** begin **

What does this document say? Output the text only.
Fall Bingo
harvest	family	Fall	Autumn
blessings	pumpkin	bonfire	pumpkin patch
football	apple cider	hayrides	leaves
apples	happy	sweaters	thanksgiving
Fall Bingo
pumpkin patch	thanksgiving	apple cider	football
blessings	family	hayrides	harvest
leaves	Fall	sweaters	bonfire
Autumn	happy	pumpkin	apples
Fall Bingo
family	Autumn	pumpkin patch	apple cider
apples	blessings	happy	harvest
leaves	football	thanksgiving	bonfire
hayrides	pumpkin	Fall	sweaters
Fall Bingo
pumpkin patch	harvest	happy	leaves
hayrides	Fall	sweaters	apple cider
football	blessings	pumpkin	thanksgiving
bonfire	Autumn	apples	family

** end **

REQUEST: Gather each line in the data that holds the string "Autumn".

OUTPUT FOR THIS TASK:
harvest	family	Fall	Autumn
Autumn	happy	pumpkin	apples
family	Autumn	pumpkin patch	apple cider
bonfire	Autumn	apples	family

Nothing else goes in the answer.